TASK DESCRIPTION:
Can you find the lines of the listing that include "badge" and copy every one?
--- BEGIN ---
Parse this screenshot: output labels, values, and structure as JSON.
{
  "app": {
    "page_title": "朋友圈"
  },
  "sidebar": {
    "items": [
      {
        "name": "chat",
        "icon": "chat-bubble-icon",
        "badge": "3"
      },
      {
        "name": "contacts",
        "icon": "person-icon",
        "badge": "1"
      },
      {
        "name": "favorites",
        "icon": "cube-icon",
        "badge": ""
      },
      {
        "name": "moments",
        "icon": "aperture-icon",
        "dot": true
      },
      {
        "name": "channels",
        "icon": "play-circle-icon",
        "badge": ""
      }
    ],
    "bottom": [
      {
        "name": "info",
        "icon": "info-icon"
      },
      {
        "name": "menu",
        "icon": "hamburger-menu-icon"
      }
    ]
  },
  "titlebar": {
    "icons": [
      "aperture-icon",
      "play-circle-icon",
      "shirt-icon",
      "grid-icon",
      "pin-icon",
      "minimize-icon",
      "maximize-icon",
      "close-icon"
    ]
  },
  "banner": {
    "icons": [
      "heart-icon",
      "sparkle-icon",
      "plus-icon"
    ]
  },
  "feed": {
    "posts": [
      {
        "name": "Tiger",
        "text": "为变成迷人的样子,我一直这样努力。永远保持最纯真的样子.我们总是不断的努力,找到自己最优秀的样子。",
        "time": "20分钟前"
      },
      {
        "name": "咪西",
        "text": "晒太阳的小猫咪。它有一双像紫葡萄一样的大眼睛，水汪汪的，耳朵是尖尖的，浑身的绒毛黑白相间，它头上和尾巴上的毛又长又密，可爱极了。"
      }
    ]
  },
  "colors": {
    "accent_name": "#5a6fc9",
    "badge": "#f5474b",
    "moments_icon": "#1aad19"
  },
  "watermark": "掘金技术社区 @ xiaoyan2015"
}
--- END ---
WRITTEN ANSWER:
        "badge": "3"
        "badge": "1"
        "badge": ""
        "badge": ""
    "badge": "#f5474b",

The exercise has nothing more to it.